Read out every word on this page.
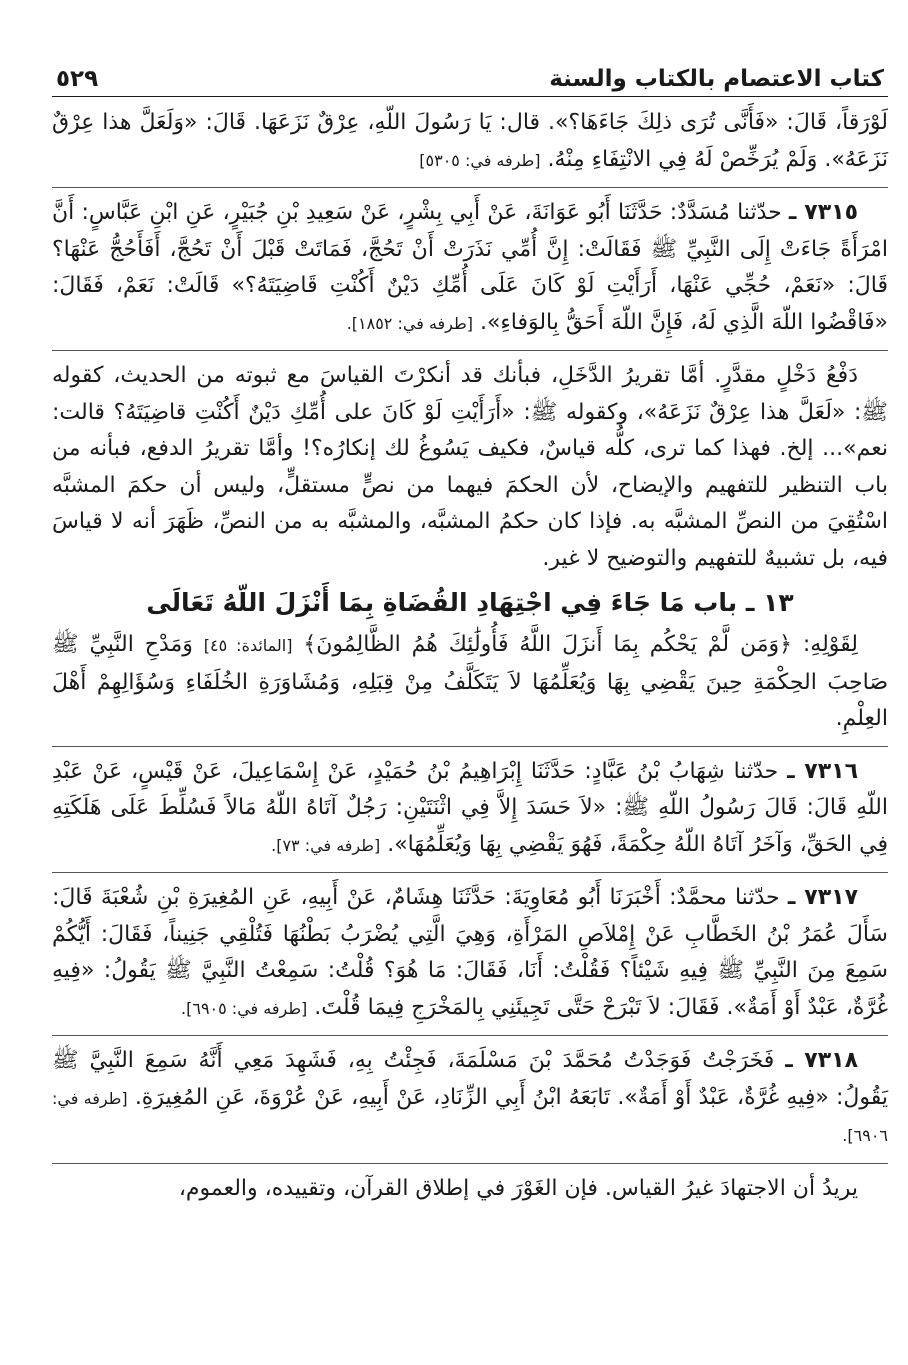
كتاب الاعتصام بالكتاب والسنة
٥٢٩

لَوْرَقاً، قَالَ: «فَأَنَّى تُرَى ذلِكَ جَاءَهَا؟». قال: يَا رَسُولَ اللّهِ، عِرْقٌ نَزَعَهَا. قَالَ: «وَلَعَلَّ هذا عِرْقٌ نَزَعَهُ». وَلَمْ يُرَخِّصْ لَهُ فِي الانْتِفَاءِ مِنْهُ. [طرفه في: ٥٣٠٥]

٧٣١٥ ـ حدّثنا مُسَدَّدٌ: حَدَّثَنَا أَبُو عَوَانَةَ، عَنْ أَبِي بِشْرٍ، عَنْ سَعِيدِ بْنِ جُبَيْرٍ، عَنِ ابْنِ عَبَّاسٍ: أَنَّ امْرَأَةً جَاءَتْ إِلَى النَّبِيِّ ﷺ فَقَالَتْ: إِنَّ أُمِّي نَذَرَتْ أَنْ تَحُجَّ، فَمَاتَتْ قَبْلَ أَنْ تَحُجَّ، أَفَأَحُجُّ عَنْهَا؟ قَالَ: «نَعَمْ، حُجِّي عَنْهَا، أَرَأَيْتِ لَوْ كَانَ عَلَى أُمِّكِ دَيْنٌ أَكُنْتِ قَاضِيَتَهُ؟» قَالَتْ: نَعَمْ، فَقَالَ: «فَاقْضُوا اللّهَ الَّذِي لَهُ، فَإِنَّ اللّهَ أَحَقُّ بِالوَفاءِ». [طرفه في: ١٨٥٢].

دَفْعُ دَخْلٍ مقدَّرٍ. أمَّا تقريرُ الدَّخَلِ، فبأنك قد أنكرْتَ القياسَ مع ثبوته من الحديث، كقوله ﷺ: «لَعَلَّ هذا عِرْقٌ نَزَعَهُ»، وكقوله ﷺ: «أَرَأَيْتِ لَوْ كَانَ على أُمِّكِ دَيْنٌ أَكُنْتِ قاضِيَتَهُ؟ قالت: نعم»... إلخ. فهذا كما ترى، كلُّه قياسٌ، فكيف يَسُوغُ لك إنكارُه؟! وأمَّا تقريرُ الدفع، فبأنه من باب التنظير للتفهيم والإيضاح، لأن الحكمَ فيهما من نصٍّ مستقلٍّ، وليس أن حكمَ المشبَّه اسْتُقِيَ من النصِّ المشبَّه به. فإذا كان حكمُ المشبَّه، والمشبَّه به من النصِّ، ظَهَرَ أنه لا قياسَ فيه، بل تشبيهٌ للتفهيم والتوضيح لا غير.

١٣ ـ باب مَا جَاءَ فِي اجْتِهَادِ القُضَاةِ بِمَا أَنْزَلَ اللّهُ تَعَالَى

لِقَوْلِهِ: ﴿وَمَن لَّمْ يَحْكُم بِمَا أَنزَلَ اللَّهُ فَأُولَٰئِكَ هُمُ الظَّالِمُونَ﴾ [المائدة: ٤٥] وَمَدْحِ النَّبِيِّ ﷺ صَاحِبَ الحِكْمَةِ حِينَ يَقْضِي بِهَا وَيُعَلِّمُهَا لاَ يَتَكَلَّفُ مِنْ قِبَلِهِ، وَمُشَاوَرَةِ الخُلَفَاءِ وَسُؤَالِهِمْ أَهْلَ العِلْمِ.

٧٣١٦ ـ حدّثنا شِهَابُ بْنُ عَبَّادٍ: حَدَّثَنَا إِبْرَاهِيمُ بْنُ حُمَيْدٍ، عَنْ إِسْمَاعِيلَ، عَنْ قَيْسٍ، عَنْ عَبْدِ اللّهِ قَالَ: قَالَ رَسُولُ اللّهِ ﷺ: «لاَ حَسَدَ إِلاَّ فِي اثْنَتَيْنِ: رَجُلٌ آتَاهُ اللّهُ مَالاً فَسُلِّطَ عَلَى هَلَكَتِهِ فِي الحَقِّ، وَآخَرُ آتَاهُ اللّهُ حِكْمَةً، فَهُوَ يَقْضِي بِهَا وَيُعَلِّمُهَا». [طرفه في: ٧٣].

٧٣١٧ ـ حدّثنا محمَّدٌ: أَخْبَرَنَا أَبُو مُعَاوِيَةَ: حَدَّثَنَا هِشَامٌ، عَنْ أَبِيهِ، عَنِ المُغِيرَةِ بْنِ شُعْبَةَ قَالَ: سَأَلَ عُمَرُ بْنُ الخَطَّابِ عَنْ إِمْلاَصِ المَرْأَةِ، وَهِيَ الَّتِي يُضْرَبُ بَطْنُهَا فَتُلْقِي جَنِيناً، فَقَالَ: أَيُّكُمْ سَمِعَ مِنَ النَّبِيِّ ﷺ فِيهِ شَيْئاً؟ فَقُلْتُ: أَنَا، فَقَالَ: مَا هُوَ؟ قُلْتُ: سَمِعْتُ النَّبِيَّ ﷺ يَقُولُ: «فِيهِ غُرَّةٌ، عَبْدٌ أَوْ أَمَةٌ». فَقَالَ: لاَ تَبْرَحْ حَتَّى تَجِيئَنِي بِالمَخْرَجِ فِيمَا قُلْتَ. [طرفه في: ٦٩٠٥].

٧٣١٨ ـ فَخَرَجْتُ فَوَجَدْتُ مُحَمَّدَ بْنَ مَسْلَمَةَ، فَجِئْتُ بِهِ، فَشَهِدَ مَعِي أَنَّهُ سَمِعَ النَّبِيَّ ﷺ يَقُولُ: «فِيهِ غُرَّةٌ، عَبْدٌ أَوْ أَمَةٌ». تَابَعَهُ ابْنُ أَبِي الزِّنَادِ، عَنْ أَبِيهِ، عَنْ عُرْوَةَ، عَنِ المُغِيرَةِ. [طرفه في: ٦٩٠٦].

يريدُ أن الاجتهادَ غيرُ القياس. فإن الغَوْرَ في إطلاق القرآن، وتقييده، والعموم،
...
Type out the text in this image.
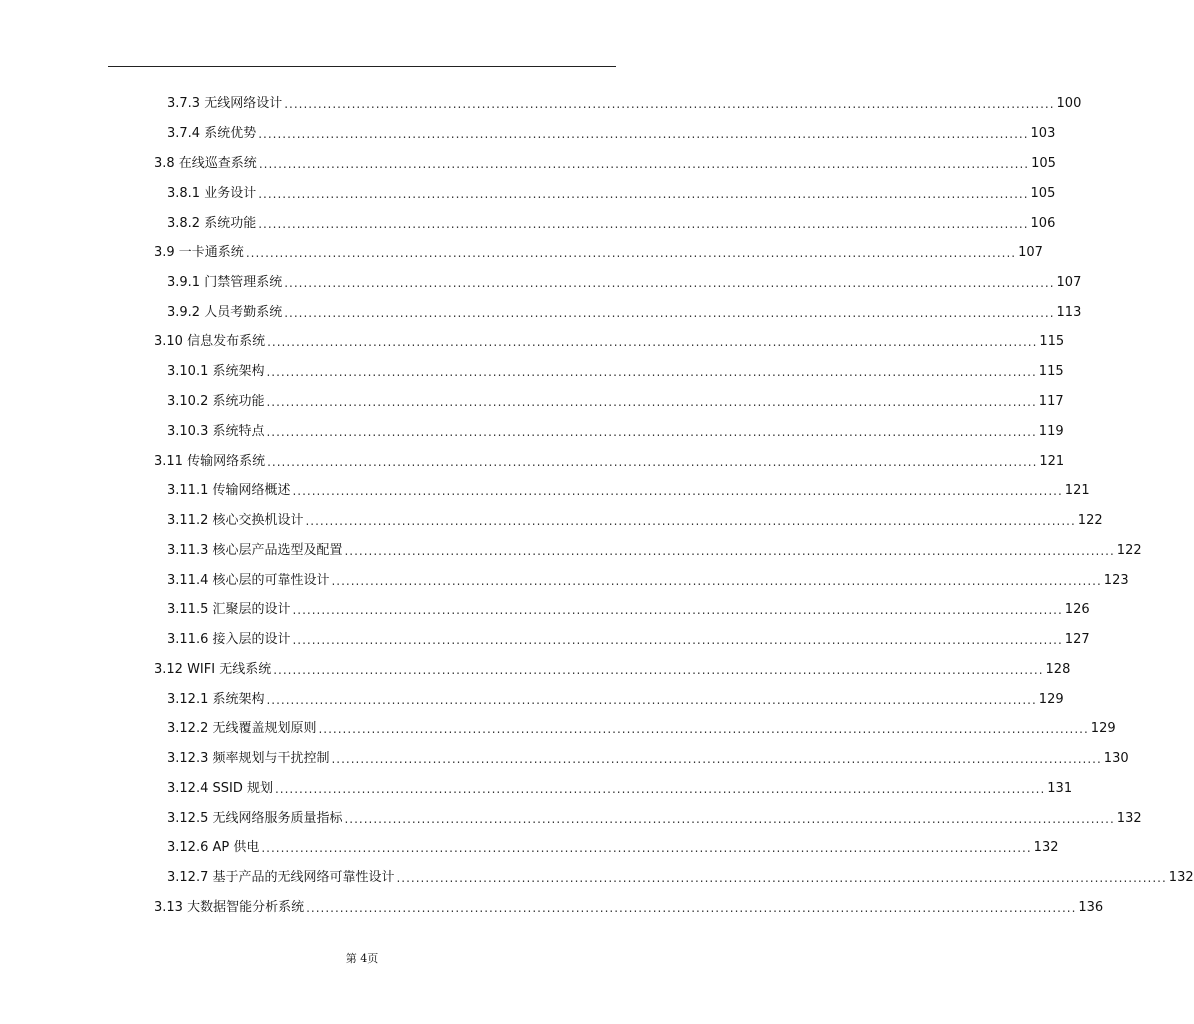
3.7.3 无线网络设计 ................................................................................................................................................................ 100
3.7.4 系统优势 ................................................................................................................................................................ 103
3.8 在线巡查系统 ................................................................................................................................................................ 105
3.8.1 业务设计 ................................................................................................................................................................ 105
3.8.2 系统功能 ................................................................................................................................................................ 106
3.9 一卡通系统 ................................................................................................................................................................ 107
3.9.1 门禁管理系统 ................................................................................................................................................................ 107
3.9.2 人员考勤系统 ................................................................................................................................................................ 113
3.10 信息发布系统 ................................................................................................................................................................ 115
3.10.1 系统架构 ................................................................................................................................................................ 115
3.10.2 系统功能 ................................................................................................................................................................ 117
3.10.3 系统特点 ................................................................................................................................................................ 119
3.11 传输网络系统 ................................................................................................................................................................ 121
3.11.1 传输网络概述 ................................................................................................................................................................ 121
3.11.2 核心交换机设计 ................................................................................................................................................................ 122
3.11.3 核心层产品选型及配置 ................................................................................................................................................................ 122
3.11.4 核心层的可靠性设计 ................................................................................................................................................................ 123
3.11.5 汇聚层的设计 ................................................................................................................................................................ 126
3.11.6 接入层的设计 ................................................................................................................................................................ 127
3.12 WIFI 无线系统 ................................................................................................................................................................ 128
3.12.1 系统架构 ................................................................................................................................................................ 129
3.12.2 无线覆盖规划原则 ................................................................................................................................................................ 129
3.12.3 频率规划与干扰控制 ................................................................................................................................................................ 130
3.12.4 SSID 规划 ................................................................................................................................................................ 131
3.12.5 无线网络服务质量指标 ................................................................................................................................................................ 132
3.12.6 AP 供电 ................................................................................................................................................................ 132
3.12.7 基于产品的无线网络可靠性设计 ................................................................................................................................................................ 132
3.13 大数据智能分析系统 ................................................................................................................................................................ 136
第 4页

> **TO DO**: Search the data for "القياس". Copy every matching line.

> **FINISHED EXERCISE**:
دَفْعُ دَخْلٍ مقدَّرٍ. أمَّا تقريرُ الدَّخَلِ، فبأنك قد أنكرْتَ القياسَ مع ثبوته من الحديث، كقوله ﷺ: «لَعَلَّ هذا عِرْقٌ نَزَعَهُ»، وكقوله ﷺ: «أَرَأَيْتِ لَوْ كَانَ على أُمِّكِ دَيْنٌ أَكُنْتِ قاضِيَتَهُ؟ قالت: نعم»... إلخ. فهذا كما ترى، كلُّه قياسٌ، فكيف يَسُوغُ لك إنكارُه؟! وأمَّا تقريرُ الدفع، فبأنه من باب التنظير للتفهيم والإيضاح، لأن الحكمَ فيهما من نصٍّ مستقلٍّ، وليس أن حكمَ المشبَّه اسْتُقِيَ من النصِّ المشبَّه به. فإذا كان حكمُ المشبَّه، والمشبَّه به من النصِّ، ظَهَرَ أنه لا قياسَ فيه، بل تشبيهٌ للتفهيم والتوضيح لا غير.
يريدُ أن الاجتهادَ غيرُ القياس. فإن الغَوْرَ في إطلاق القرآن، وتقييده، والعموم،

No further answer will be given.